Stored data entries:
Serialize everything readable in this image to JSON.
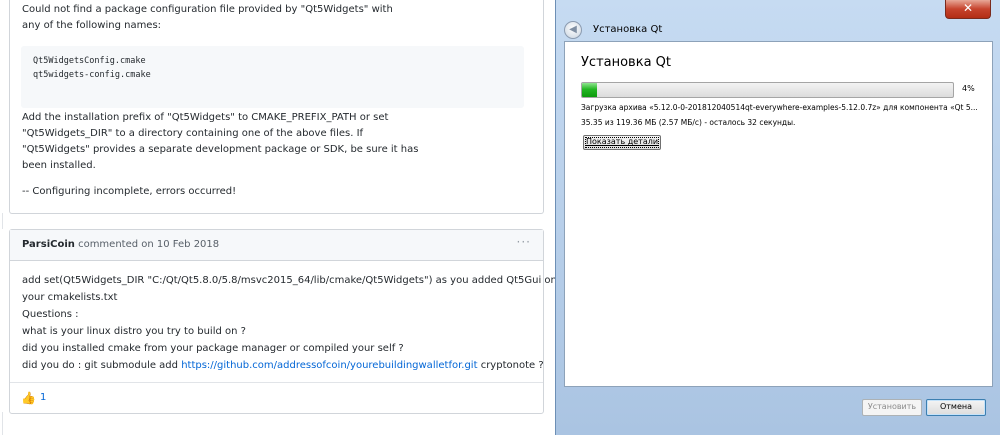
{
  "comment1": {
    "lines_top": [
      "Could not find a package configuration file provided by \"Qt5Widgets\" with",
      "any of the following names:"
    ],
    "code": "Qt5WidgetsConfig.cmake\nqt5widgets-config.cmake",
    "lines_bottom": [
      "Add the installation prefix of \"Qt5Widgets\" to CMAKE_PREFIX_PATH or set",
      "\"Qt5Widgets_DIR\" to a directory containing one of the above files. If",
      "\"Qt5Widgets\" provides a separate development package or SDK, be sure it has",
      "been installed."
    ],
    "footer_line": "-- Configuring incomplete, errors occurred!"
  },
  "comment2": {
    "author": "ParsiCoin",
    "meta": "commented on 10 Feb 2018",
    "menu": "···",
    "body": [
      "add set(Qt5Widgets_DIR \"C:/Qt/Qt5.8.0/5.8/msvc2015_64/lib/cmake/Qt5Widgets\") as you added Qt5Gui on",
      "your cmakelists.txt",
      "Questions :",
      "what is your linux distro you try to build on ?",
      "did you installed cmake from your package manager or compiled your self ?"
    ],
    "last_line_prefix": "did you do : git submodule add ",
    "link": "https://github.com/addressofcoin/yourebuildingwalletfor.git",
    "last_line_suffix": " cryptonote ?",
    "reaction_emoji": "👍",
    "reaction_count": "1"
  },
  "installer": {
    "close_glyph": "✕",
    "back_glyph": "◀",
    "window_title": "Установка Qt",
    "heading": "Установка Qt",
    "progress": 0.04,
    "progress_label": "4%",
    "status_line": "Загрузка архива «5.12.0-0-201812040514qt-everywhere-examples-5.12.0.7z» для компонента «Qt 5...",
    "size_line": "35.35 из 119.36 МБ (2.57 МБ/c) - осталось 32 секунды.",
    "details_button": "Показать детали",
    "install_button": "Установить",
    "cancel_button": "Отмена",
    "colors": {
      "progress_fill": "#23b623",
      "window_frame": "#b9d1ea"
    }
  }
}
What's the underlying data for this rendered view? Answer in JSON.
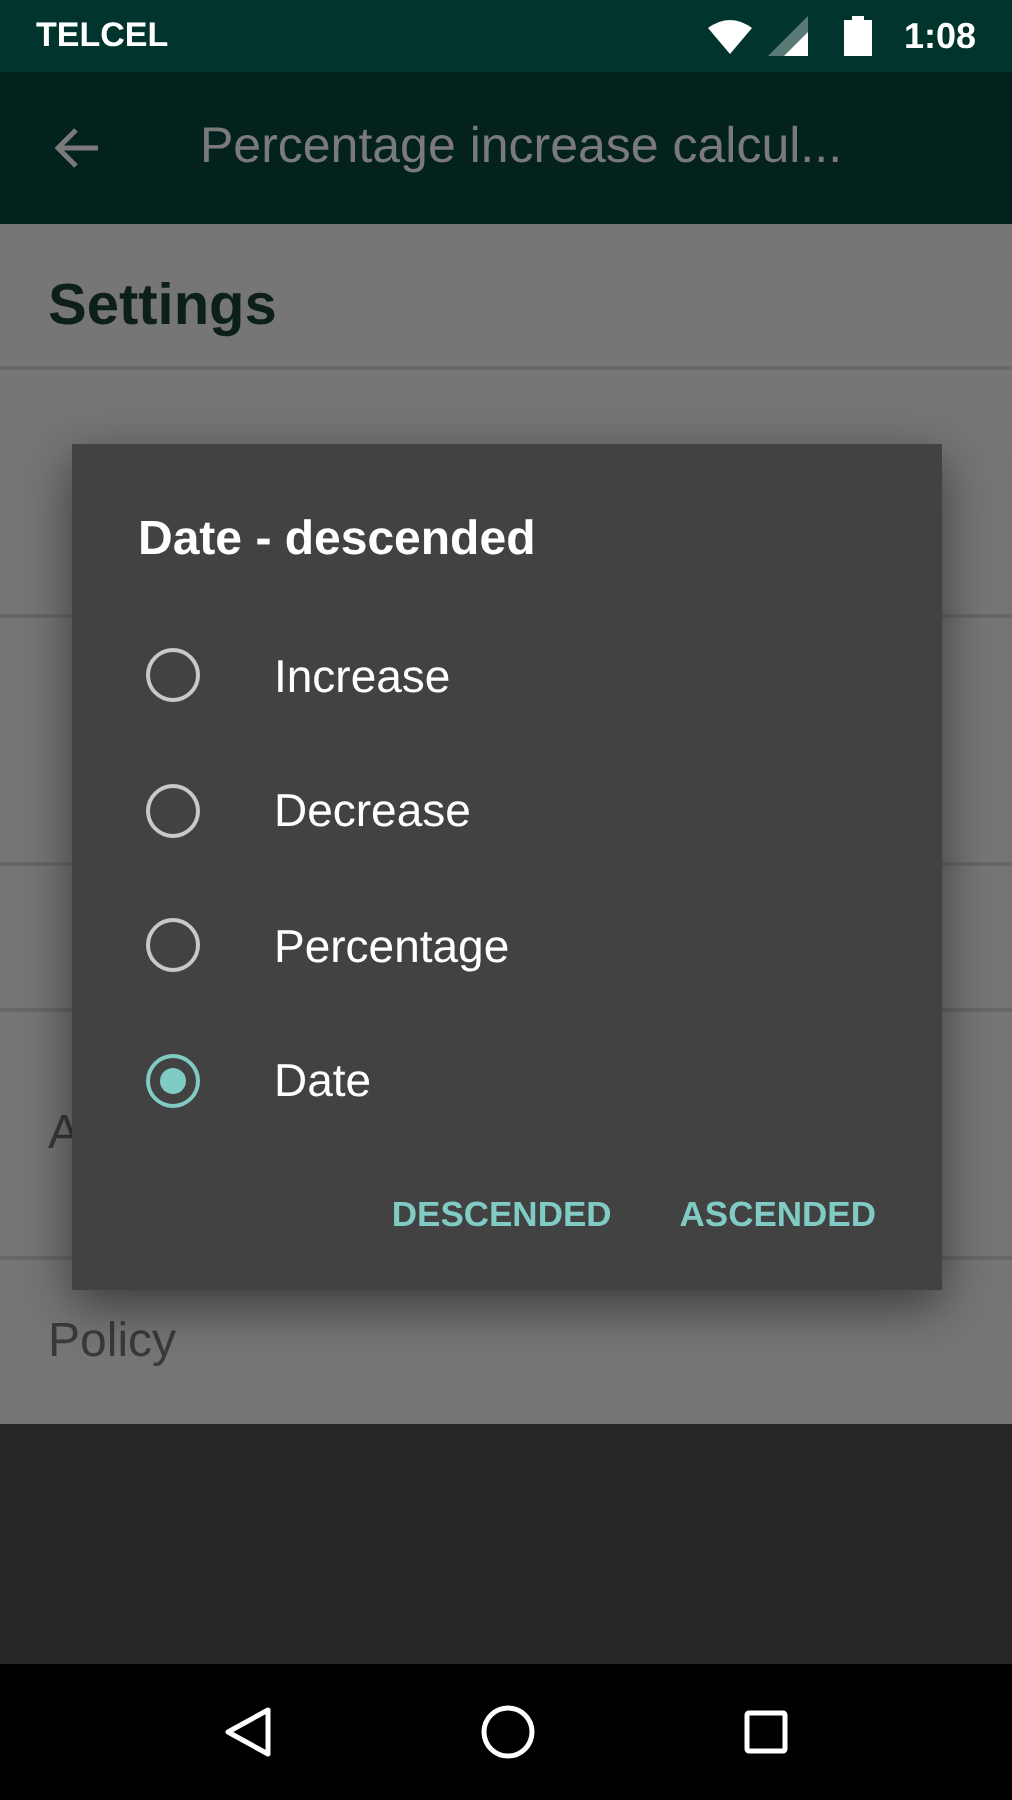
{
  "status_bar": {
    "carrier": "TELCEL",
    "time": "1:08"
  },
  "toolbar": {
    "title": "Percentage increase calcul..."
  },
  "settings": {
    "title": "Settings",
    "items": [
      {
        "kind": "row"
      },
      {
        "kind": "row"
      },
      {
        "kind": "header"
      },
      {
        "kind": "row",
        "label": "A"
      },
      {
        "kind": "row",
        "label": "Policy"
      }
    ]
  },
  "dialog": {
    "title": "Date - descended",
    "options": [
      {
        "label": "Increase",
        "selected": false
      },
      {
        "label": "Decrease",
        "selected": false
      },
      {
        "label": "Percentage",
        "selected": false
      },
      {
        "label": "Date",
        "selected": true
      }
    ],
    "buttons": [
      "DESCENDED",
      "ASCENDED"
    ]
  }
}
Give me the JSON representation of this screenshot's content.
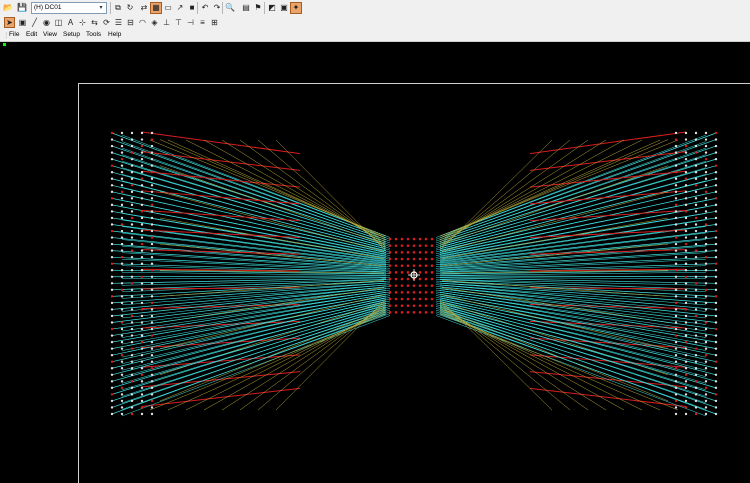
{
  "toolbar": {
    "layer_value": "(H) DC01",
    "icons": [
      "open-icon",
      "save-icon",
      "layer-dropdown",
      "copy-icon",
      "refresh-icon",
      "route-icon",
      "grid-icon",
      "display-icon",
      "place-icon",
      "lock-icon",
      "undo-icon",
      "redo-icon",
      "zoom-icon",
      "measure-icon",
      "flag-icon",
      "windows-icon",
      "print-icon",
      "settings-icon"
    ]
  },
  "menu": {
    "items": [
      {
        "label": "File"
      },
      {
        "label": "Edit"
      },
      {
        "label": "View"
      },
      {
        "label": "Setup"
      },
      {
        "label": "Tools"
      },
      {
        "label": "Help"
      }
    ]
  },
  "colors": {
    "background": "#000000",
    "trace_cyan": "#3fe0e0",
    "trace_red": "#d81d1d",
    "trace_olive": "#b6a83a",
    "board_outline": "#cfcfcf"
  }
}
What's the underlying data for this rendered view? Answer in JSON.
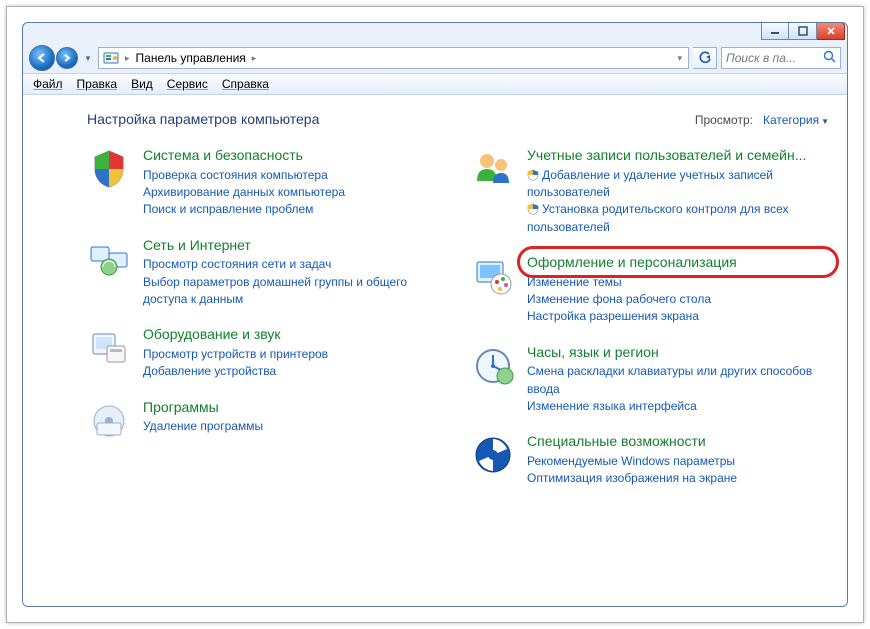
{
  "breadcrumb": {
    "root": "Панель управления"
  },
  "search": {
    "placeholder": "Поиск в па..."
  },
  "menus": {
    "file": "Файл",
    "edit": "Правка",
    "view": "Вид",
    "tools": "Сервис",
    "help": "Справка"
  },
  "heading": "Настройка параметров компьютера",
  "view_by": {
    "label": "Просмотр:",
    "value": "Категория"
  },
  "left": [
    {
      "title": "Система и безопасность",
      "links": [
        "Проверка состояния компьютера",
        "Архивирование данных компьютера",
        "Поиск и исправление проблем"
      ]
    },
    {
      "title": "Сеть и Интернет",
      "links": [
        "Просмотр состояния сети и задач",
        "Выбор параметров домашней группы и общего доступа к данным"
      ]
    },
    {
      "title": "Оборудование и звук",
      "links": [
        "Просмотр устройств и принтеров",
        "Добавление устройства"
      ]
    },
    {
      "title": "Программы",
      "links": [
        "Удаление программы"
      ]
    }
  ],
  "right": [
    {
      "title": "Учетные записи пользователей и семейн...",
      "links": [
        "Добавление и удаление учетных записей пользователей",
        "Установка родительского контроля для всех пользователей"
      ],
      "shielded": true
    },
    {
      "title": "Оформление и персонализация",
      "links": [
        "Изменение темы",
        "Изменение фона рабочего стола",
        "Настройка разрешения экрана"
      ],
      "highlighted": true
    },
    {
      "title": "Часы, язык и регион",
      "links": [
        "Смена раскладки клавиатуры или других способов ввода",
        "Изменение языка интерфейса"
      ]
    },
    {
      "title": "Специальные возможности",
      "links": [
        "Рекомендуемые Windows параметры",
        "Оптимизация изображения на экране"
      ]
    }
  ]
}
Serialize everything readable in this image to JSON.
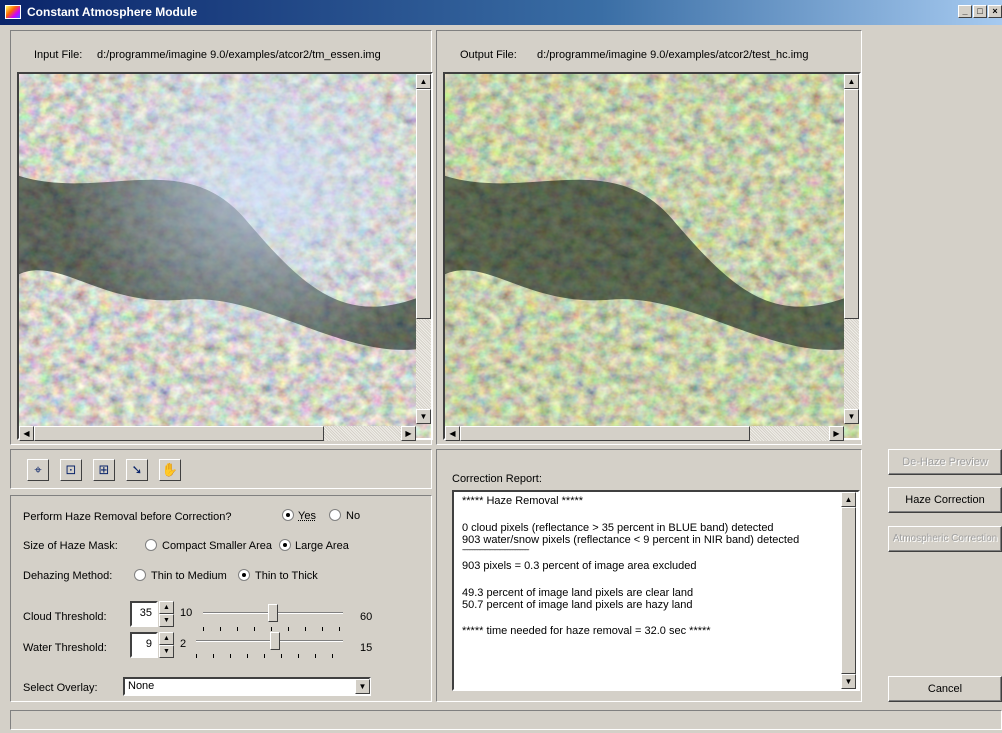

Brief — Return to the listing above and set it down exactly, leaving out its pictures.

Answer to the problem —
Serialize everything readable in this image to JSON.
{
  "comment1": {
    "lines_top": [
      "Could not find a package configuration file provided by \"Qt5Widgets\" with",
      "any of the following names:"
    ],
    "code": "Qt5WidgetsConfig.cmake\nqt5widgets-config.cmake",
    "lines_bottom": [
      "Add the installation prefix of \"Qt5Widgets\" to CMAKE_PREFIX_PATH or set",
      "\"Qt5Widgets_DIR\" to a directory containing one of the above files. If",
      "\"Qt5Widgets\" provides a separate development package or SDK, be sure it has",
      "been installed."
    ],
    "footer_line": "-- Configuring incomplete, errors occurred!"
  },
  "comment2": {
    "author": "ParsiCoin",
    "meta": "commented on 10 Feb 2018",
    "menu": "···",
    "body": [
      "add set(Qt5Widgets_DIR \"C:/Qt/Qt5.8.0/5.8/msvc2015_64/lib/cmake/Qt5Widgets\") as you added Qt5Gui on",
      "your cmakelists.txt",
      "Questions :",
      "what is your linux distro you try to build on ?",
      "did you installed cmake from your package manager or compiled your self ?"
    ],
    "last_line_prefix": "did you do : git submodule add ",
    "link": "https://github.com/addressofcoin/yourebuildingwalletfor.git",
    "last_line_suffix": " cryptonote ?",
    "reaction_emoji": "👍",
    "reaction_count": "1"
  },
  "installer": {
    "close_glyph": "✕",
    "back_glyph": "◀",
    "window_title": "Установка Qt",
    "heading": "Установка Qt",
    "progress": 0.04,
    "progress_label": "4%",
    "status_line": "Загрузка архива «5.12.0-0-201812040514qt-everywhere-examples-5.12.0.7z» для компонента «Qt 5...",
    "size_line": "35.35 из 119.36 МБ (2.57 МБ/c) - осталось 32 секунды.",
    "details_button": "Показать детали",
    "install_button": "Установить",
    "cancel_button": "Отмена",
    "colors": {
      "progress_fill": "#23b623",
      "window_frame": "#b9d1ea"
    }
  }
}
What's the underlying data for this rendered view? Answer in JSON.
{
  "status_bar": {
    "carrier": "TELCEL",
    "time": "1:08"
  },
  "toolbar": {
    "title": "Percentage increase calcul..."
  },
  "settings": {
    "title": "Settings",
    "items": [
      {
        "kind": "row"
      },
      {
        "kind": "row"
      },
      {
        "kind": "header"
      },
      {
        "kind": "row",
        "label": "A"
      },
      {
        "kind": "row",
        "label": "Policy"
      }
    ]
  },
  "dialog": {
    "title": "Date - descended",
    "options": [
      {
        "label": "Increase",
        "selected": false
      },
      {
        "label": "Decrease",
        "selected": false
      },
      {
        "label": "Percentage",
        "selected": false
      },
      {
        "label": "Date",
        "selected": true
      }
    ],
    "buttons": [
      "DESCENDED",
      "ASCENDED"
    ]
  }
}
Give me the JSON representation of this screenshot's content.
{
  "toolbar": {
    "layer_value": "(H) DC01",
    "icons": [
      "open-icon",
      "save-icon",
      "layer-dropdown",
      "copy-icon",
      "refresh-icon",
      "route-icon",
      "grid-icon",
      "display-icon",
      "place-icon",
      "lock-icon",
      "undo-icon",
      "redo-icon",
      "zoom-icon",
      "measure-icon",
      "flag-icon",
      "windows-icon",
      "print-icon",
      "settings-icon"
    ]
  },
  "menu": {
    "items": [
      {
        "label": "File"
      },
      {
        "label": "Edit"
      },
      {
        "label": "View"
      },
      {
        "label": "Setup"
      },
      {
        "label": "Tools"
      },
      {
        "label": "Help"
      }
    ]
  },
  "colors": {
    "background": "#000000",
    "trace_cyan": "#3fe0e0",
    "trace_red": "#d81d1d",
    "trace_olive": "#b6a83a",
    "board_outline": "#cfcfcf"
  }
}
What's the underlying data for this rendered view? Answer in JSON.
{
  "breadcrumb": {
    "root": "Панель управления"
  },
  "search": {
    "placeholder": "Поиск в па..."
  },
  "menus": {
    "file": "Файл",
    "edit": "Правка",
    "view": "Вид",
    "tools": "Сервис",
    "help": "Справка"
  },
  "heading": "Настройка параметров компьютера",
  "view_by": {
    "label": "Просмотр:",
    "value": "Категория"
  },
  "left": [
    {
      "title": "Система и безопасность",
      "links": [
        "Проверка состояния компьютера",
        "Архивирование данных компьютера",
        "Поиск и исправление проблем"
      ]
    },
    {
      "title": "Сеть и Интернет",
      "links": [
        "Просмотр состояния сети и задач",
        "Выбор параметров домашней группы и общего доступа к данным"
      ]
    },
    {
      "title": "Оборудование и звук",
      "links": [
        "Просмотр устройств и принтеров",
        "Добавление устройства"
      ]
    },
    {
      "title": "Программы",
      "links": [
        "Удаление программы"
      ]
    }
  ],
  "right": [
    {
      "title": "Учетные записи пользователей и семейн...",
      "links": [
        "Добавление и удаление учетных записей пользователей",
        "Установка родительского контроля для всех пользователей"
      ],
      "shielded": true
    },
    {
      "title": "Оформление и персонализация",
      "links": [
        "Изменение темы",
        "Изменение фона рабочего стола",
        "Настройка разрешения экрана"
      ],
      "highlighted": true
    },
    {
      "title": "Часы, язык и регион",
      "links": [
        "Смена раскладки клавиатуры или других способов ввода",
        "Изменение языка интерфейса"
      ]
    },
    {
      "title": "Специальные возможности",
      "links": [
        "Рекомендуемые Windows параметры",
        "Оптимизация изображения на экране"
      ]
    }
  ]
}
Serialize everything readable in this image to JSON.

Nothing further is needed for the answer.